### Exercise prompt
Scan the material for the word "mission", and copy each line where it shows up.

----------

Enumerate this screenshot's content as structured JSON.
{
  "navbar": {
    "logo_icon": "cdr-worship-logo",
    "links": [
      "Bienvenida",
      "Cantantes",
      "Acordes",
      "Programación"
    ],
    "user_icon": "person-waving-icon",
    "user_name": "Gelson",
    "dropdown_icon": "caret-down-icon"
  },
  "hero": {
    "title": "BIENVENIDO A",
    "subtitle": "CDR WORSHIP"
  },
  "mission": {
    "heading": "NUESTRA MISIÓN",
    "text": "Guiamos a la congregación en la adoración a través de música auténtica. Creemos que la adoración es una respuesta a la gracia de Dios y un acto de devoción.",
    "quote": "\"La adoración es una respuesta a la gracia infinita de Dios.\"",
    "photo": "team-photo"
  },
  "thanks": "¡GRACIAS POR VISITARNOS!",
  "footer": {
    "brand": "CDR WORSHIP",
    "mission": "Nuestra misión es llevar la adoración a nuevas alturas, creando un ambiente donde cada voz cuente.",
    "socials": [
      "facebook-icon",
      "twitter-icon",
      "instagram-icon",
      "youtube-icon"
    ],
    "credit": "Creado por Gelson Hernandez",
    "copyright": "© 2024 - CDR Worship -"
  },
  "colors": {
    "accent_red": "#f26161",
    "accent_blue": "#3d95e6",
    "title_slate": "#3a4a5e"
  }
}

----------

### Output of the exercise
  "mission": {
    "mission": "Nuestra misión es llevar la adoración a nuevas alturas, creando un ambiente donde cada voz cuente.",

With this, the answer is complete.